▶ **WHAT THIS TASK INVOLVES**:
Could you output each line of the data that follows exactly?

Data extracted from a collection
★ ★ ★ ★

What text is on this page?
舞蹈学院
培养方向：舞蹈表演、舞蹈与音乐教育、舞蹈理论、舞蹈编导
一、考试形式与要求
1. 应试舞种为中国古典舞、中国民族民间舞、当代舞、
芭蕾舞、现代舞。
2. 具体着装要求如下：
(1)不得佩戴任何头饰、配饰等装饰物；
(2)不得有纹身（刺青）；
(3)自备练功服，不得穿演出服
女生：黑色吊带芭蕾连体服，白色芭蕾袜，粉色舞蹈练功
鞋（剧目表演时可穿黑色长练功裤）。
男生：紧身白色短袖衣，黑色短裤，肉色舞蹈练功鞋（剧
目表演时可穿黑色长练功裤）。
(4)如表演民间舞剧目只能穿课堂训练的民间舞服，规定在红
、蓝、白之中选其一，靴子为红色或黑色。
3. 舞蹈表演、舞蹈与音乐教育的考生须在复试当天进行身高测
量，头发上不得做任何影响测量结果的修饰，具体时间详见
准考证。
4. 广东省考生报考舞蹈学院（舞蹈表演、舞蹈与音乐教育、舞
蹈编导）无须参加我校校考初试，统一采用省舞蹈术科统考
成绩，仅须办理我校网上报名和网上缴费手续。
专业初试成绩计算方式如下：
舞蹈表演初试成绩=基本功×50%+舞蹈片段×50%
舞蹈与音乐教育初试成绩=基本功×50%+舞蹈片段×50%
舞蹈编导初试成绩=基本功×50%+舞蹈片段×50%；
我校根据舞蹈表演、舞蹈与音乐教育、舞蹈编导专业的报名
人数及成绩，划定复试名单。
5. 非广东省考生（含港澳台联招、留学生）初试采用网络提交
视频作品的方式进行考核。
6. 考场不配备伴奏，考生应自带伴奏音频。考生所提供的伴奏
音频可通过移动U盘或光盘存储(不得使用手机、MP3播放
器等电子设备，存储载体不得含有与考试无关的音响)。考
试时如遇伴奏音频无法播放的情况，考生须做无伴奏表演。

★ ★ ★ ★

▶ **RESULT OF THE EXERCISE**:
What text is on this page?
舞蹈学院
培养方向：舞蹈表演、舞蹈与音乐教育、舞蹈理论、舞蹈编导
一、考试形式与要求
1. 应试舞种为中国古典舞、中国民族民间舞、当代舞、
芭蕾舞、现代舞。
2. 具体着装要求如下：
(1)不得佩戴任何头饰、配饰等装饰物；
(2)不得有纹身（刺青）；
(3)自备练功服，不得穿演出服
女生：黑色吊带芭蕾连体服，白色芭蕾袜，粉色舞蹈练功
鞋（剧目表演时可穿黑色长练功裤）。
男生：紧身白色短袖衣，黑色短裤，肉色舞蹈练功鞋（剧
目表演时可穿黑色长练功裤）。
(4)如表演民间舞剧目只能穿课堂训练的民间舞服，规定在红
、蓝、白之中选其一，靴子为红色或黑色。
3. 舞蹈表演、舞蹈与音乐教育的考生须在复试当天进行身高测
量，头发上不得做任何影响测量结果的修饰，具体时间详见
准考证。
4. 广东省考生报考舞蹈学院（舞蹈表演、舞蹈与音乐教育、舞
蹈编导）无须参加我校校考初试，统一采用省舞蹈术科统考
成绩，仅须办理我校网上报名和网上缴费手续。
专业初试成绩计算方式如下：
舞蹈表演初试成绩=基本功×50%+舞蹈片段×50%
舞蹈与音乐教育初试成绩=基本功×50%+舞蹈片段×50%
舞蹈编导初试成绩=基本功×50%+舞蹈片段×50%；
我校根据舞蹈表演、舞蹈与音乐教育、舞蹈编导专业的报名
人数及成绩，划定复试名单。
5. 非广东省考生（含港澳台联招、留学生）初试采用网络提交
视频作品的方式进行考核。
6. 考场不配备伴奏，考生应自带伴奏音频。考生所提供的伴奏
音频可通过移动U盘或光盘存储(不得使用手机、MP3播放
器等电子设备，存储载体不得含有与考试无关的音响)。考
试时如遇伴奏音频无法播放的情况，考生须做无伴奏表演。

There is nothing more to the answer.